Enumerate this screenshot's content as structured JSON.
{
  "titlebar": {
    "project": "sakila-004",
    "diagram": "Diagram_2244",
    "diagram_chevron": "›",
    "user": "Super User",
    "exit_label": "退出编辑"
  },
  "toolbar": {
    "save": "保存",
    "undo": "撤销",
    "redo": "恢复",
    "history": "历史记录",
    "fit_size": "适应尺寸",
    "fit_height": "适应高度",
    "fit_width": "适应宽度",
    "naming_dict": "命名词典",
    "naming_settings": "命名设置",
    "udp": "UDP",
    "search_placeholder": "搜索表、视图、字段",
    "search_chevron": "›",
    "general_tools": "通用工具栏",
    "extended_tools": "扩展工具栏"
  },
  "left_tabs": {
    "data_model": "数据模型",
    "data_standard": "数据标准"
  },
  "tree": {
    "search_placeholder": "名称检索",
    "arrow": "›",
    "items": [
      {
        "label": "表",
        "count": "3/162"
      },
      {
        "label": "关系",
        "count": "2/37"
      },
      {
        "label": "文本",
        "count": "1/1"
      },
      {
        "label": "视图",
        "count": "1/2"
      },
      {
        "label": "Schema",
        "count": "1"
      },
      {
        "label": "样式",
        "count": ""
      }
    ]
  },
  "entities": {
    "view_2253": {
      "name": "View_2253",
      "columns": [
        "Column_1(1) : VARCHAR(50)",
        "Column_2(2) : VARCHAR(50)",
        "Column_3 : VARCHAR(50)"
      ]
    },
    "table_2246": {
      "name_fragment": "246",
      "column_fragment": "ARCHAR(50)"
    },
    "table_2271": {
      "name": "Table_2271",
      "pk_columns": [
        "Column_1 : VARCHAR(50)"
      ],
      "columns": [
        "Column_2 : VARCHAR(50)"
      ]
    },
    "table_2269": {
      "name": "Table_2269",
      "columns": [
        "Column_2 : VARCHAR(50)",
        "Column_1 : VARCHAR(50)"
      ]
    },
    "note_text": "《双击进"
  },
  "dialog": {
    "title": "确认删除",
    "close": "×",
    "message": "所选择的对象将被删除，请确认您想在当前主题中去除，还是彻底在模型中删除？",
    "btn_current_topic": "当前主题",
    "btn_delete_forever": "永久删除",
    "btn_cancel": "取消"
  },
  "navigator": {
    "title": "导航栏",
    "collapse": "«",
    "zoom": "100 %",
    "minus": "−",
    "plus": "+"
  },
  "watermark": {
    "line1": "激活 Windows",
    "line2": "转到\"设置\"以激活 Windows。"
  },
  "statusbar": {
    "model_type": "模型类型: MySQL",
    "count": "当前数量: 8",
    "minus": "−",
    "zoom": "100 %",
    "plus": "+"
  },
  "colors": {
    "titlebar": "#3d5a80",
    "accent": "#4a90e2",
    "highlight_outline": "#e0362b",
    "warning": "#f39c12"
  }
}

Exercise task
Return every entry verbatim.

Output for this task
Enumerate this screenshot's content as structured JSON.
{
  "titlebar": {
    "project": "sakila-004",
    "diagram": "Diagram_2244",
    "diagram_chevron": "›",
    "user": "Super User",
    "exit_label": "退出编辑"
  },
  "toolbar": {
    "save": "保存",
    "undo": "撤销",
    "redo": "恢复",
    "history": "历史记录",
    "fit_size": "适应尺寸",
    "fit_height": "适应高度",
    "fit_width": "适应宽度",
    "naming_dict": "命名词典",
    "naming_settings": "命名设置",
    "udp": "UDP",
    "search_placeholder": "搜索表、视图、字段",
    "search_chevron": "›",
    "general_tools": "通用工具栏",
    "extended_tools": "扩展工具栏"
  },
  "left_tabs": {
    "data_model": "数据模型",
    "data_standard": "数据标准"
  },
  "tree": {
    "search_placeholder": "名称检索",
    "arrow": "›",
    "items": [
      {
        "label": "表",
        "count": "3/162"
      },
      {
        "label": "关系",
        "count": "2/37"
      },
      {
        "label": "文本",
        "count": "1/1"
      },
      {
        "label": "视图",
        "count": "1/2"
      },
      {
        "label": "Schema",
        "count": "1"
      },
      {
        "label": "样式",
        "count": ""
      }
    ]
  },
  "entities": {
    "view_2253": {
      "name": "View_2253",
      "columns": [
        "Column_1(1) : VARCHAR(50)",
        "Column_2(2) : VARCHAR(50)",
        "Column_3 : VARCHAR(50)"
      ]
    },
    "table_2246": {
      "name_fragment": "246",
      "column_fragment": "ARCHAR(50)"
    },
    "table_2271": {
      "name": "Table_2271",
      "pk_columns": [
        "Column_1 : VARCHAR(50)"
      ],
      "columns": [
        "Column_2 : VARCHAR(50)"
      ]
    },
    "table_2269": {
      "name": "Table_2269",
      "columns": [
        "Column_2 : VARCHAR(50)",
        "Column_1 : VARCHAR(50)"
      ]
    },
    "note_text": "《双击进"
  },
  "dialog": {
    "title": "确认删除",
    "close": "×",
    "message": "所选择的对象将被删除，请确认您想在当前主题中去除，还是彻底在模型中删除？",
    "btn_current_topic": "当前主题",
    "btn_delete_forever": "永久删除",
    "btn_cancel": "取消"
  },
  "navigator": {
    "title": "导航栏",
    "collapse": "«",
    "zoom": "100 %",
    "minus": "−",
    "plus": "+"
  },
  "watermark": {
    "line1": "激活 Windows",
    "line2": "转到\"设置\"以激活 Windows。"
  },
  "statusbar": {
    "model_type": "模型类型: MySQL",
    "count": "当前数量: 8",
    "minus": "−",
    "zoom": "100 %",
    "plus": "+"
  },
  "colors": {
    "titlebar": "#3d5a80",
    "accent": "#4a90e2",
    "highlight_outline": "#e0362b",
    "warning": "#f39c12"
  }
}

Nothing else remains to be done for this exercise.